§ WHAT TO DO
Copy every line from the records below that holds the word "type".

☆ ☆ ☆ ☆ ☆ ☆ ☆

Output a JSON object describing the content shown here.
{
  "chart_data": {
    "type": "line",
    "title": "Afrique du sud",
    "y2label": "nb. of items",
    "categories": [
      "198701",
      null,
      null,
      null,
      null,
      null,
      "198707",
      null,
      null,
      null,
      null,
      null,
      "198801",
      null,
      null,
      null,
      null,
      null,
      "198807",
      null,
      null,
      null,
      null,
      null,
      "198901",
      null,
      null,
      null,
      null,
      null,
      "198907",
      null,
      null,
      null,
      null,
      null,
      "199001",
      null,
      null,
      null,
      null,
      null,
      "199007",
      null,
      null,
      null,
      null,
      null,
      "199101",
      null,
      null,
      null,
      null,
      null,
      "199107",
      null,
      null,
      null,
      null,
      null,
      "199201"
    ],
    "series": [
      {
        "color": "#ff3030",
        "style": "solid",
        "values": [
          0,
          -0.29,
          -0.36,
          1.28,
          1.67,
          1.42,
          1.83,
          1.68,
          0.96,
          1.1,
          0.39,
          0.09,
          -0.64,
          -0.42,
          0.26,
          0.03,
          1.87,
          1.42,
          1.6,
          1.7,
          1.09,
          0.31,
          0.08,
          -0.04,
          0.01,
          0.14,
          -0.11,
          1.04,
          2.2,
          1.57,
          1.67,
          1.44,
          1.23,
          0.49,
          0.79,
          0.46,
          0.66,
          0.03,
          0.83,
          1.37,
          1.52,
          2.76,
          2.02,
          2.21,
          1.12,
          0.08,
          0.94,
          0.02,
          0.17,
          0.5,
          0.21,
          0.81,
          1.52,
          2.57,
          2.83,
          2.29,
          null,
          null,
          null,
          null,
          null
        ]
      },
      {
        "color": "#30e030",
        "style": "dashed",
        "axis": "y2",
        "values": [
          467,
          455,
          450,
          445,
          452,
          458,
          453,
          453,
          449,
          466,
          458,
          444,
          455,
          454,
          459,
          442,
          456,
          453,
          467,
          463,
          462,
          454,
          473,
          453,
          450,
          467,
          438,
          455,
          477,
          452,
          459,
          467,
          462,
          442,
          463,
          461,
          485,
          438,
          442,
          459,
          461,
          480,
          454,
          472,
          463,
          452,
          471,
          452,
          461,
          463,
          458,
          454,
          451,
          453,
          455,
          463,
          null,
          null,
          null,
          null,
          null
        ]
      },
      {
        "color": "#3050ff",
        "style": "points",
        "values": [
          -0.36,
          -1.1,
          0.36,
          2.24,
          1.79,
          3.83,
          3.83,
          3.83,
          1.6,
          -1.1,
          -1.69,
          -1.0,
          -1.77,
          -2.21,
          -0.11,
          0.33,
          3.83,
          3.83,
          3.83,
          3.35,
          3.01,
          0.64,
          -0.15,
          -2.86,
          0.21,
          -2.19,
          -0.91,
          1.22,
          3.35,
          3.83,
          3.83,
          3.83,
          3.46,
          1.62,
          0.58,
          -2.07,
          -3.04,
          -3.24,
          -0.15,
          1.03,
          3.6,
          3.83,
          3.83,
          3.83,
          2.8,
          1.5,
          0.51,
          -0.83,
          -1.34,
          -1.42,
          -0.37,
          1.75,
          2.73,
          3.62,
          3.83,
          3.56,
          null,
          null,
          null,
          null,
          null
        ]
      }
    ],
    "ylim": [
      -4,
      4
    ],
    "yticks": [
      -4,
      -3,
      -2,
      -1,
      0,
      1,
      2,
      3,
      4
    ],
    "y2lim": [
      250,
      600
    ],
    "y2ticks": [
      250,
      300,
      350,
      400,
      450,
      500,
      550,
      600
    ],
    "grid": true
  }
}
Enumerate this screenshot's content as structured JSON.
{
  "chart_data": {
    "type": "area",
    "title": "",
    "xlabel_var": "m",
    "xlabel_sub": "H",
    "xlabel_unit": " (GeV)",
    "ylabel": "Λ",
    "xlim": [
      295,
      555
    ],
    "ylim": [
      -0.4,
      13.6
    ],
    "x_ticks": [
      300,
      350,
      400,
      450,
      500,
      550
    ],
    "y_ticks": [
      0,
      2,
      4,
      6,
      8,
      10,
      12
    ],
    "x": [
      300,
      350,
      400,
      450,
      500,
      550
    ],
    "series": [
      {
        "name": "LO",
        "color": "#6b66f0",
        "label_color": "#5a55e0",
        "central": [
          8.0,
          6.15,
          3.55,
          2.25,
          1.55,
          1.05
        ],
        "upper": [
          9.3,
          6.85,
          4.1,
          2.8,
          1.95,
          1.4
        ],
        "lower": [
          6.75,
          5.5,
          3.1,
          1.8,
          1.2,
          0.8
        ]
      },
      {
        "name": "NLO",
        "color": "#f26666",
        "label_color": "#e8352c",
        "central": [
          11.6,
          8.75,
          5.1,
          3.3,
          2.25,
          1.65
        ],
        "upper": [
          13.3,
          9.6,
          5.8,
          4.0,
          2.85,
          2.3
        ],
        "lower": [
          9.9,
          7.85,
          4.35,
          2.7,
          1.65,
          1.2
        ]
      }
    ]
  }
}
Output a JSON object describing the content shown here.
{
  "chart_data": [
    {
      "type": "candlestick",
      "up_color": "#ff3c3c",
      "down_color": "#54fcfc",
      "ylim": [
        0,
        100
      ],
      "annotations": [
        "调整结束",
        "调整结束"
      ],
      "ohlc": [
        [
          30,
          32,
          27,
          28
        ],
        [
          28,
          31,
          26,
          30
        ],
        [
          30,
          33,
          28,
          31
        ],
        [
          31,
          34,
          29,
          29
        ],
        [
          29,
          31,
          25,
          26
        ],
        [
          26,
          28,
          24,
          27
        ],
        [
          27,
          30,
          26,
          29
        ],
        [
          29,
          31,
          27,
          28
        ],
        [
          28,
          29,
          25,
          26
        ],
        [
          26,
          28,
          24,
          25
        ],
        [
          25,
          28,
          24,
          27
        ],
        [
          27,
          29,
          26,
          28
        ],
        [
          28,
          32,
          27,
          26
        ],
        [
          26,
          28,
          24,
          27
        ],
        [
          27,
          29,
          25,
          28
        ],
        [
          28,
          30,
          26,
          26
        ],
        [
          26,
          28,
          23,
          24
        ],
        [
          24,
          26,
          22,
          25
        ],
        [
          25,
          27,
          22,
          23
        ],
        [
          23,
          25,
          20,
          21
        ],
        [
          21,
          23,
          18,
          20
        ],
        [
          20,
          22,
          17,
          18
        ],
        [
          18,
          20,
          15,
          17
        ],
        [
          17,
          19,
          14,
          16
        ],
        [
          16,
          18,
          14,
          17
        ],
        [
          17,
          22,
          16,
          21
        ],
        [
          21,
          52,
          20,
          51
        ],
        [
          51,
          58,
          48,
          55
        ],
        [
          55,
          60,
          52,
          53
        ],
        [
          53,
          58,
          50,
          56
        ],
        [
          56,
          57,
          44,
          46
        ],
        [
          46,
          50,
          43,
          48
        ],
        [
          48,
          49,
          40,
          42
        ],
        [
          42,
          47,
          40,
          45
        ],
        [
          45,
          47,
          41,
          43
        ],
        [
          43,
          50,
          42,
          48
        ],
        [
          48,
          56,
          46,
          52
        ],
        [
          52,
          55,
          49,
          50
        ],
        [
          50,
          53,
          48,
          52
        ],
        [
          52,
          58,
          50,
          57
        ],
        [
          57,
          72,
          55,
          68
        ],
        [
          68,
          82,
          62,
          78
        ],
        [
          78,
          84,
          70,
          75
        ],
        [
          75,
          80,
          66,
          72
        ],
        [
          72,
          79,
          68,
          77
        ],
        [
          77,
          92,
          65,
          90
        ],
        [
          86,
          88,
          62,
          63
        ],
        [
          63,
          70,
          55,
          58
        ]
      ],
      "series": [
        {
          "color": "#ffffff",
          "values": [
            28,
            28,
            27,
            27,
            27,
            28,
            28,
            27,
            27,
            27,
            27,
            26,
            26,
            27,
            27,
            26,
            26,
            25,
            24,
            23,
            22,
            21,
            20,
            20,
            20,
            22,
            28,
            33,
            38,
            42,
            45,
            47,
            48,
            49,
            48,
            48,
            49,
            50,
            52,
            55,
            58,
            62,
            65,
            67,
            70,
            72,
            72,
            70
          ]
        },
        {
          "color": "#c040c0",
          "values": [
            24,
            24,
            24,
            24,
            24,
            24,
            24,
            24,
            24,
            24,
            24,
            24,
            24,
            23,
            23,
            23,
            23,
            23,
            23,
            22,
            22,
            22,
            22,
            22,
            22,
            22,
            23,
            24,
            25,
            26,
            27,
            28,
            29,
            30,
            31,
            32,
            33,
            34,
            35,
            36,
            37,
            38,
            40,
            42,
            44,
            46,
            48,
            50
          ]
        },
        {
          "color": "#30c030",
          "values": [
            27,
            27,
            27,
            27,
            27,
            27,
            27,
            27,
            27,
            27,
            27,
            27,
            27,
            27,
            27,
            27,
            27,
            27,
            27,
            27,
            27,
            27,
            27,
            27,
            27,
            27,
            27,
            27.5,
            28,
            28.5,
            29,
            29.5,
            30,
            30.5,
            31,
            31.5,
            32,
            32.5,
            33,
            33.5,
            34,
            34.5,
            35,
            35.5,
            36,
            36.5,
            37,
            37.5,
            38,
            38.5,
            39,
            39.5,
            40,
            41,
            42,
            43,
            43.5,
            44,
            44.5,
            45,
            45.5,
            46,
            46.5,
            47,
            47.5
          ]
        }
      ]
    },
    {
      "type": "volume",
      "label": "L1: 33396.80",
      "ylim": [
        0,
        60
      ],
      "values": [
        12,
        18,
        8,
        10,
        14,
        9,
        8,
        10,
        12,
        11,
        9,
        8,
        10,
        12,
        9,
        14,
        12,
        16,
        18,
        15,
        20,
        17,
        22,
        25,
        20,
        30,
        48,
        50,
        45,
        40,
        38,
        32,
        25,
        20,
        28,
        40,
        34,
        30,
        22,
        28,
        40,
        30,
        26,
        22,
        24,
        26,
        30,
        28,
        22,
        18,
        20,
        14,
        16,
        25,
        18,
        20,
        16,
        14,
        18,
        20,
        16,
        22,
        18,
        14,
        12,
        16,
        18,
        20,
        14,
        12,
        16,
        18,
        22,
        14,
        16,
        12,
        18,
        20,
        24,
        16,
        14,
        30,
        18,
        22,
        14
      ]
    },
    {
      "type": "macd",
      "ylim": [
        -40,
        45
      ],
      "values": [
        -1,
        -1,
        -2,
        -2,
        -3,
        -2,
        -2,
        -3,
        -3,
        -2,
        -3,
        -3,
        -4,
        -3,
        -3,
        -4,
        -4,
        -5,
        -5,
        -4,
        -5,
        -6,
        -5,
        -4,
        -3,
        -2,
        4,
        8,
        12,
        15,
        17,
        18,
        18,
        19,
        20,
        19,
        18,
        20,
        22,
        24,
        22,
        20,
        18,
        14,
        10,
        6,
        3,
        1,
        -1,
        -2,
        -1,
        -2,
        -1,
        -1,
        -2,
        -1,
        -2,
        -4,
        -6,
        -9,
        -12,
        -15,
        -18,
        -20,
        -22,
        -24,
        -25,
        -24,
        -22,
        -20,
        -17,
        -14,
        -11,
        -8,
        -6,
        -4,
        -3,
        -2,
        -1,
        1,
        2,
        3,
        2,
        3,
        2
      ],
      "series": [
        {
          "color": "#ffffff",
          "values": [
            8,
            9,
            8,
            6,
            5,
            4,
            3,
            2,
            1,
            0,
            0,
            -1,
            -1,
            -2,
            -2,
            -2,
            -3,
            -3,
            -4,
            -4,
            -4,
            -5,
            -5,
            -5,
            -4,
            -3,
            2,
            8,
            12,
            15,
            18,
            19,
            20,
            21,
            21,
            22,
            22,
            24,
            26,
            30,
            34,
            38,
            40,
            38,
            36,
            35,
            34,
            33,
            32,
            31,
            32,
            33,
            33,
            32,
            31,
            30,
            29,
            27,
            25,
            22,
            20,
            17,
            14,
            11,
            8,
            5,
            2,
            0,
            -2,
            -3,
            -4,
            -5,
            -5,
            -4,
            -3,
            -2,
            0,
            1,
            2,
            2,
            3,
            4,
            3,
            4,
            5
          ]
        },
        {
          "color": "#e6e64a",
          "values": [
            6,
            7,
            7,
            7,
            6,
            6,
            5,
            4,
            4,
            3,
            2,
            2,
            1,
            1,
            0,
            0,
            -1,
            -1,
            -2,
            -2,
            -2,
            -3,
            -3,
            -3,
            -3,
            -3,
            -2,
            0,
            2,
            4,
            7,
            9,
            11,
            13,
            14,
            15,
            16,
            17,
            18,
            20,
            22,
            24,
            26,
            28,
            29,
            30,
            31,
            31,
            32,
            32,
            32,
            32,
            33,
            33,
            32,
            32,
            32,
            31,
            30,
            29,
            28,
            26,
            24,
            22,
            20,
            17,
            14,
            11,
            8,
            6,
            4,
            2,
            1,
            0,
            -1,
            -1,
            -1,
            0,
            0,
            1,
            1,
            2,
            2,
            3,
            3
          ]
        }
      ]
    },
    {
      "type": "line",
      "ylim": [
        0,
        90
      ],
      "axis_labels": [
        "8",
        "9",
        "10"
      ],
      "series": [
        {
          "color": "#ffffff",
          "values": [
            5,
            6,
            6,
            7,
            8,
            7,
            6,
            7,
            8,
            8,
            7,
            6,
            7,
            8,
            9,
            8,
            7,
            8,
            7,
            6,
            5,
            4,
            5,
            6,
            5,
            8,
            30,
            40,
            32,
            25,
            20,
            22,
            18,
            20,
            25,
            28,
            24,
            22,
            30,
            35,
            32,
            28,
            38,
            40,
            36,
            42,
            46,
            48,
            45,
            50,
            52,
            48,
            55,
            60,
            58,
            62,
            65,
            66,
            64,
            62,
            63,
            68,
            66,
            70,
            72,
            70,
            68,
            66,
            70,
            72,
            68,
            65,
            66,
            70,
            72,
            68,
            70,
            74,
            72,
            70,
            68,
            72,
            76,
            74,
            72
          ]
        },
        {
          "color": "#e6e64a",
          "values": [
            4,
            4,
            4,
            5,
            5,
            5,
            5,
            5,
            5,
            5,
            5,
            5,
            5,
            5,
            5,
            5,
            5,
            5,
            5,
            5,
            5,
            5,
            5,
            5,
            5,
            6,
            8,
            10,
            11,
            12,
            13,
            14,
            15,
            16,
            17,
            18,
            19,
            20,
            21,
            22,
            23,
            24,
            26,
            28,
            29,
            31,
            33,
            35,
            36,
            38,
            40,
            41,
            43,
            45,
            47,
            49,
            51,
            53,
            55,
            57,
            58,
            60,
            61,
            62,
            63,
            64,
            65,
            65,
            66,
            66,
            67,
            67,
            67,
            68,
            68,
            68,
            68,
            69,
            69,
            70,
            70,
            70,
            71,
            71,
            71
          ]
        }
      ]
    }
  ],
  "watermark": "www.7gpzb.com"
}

☆ ☆ ☆ ☆ ☆ ☆ ☆

§ RESULT FOR THIS TASK
    "type": "line",
    "type": "area",
      "type": "candlestick",
      "type": "volume",
      "type": "macd",
      "type": "line",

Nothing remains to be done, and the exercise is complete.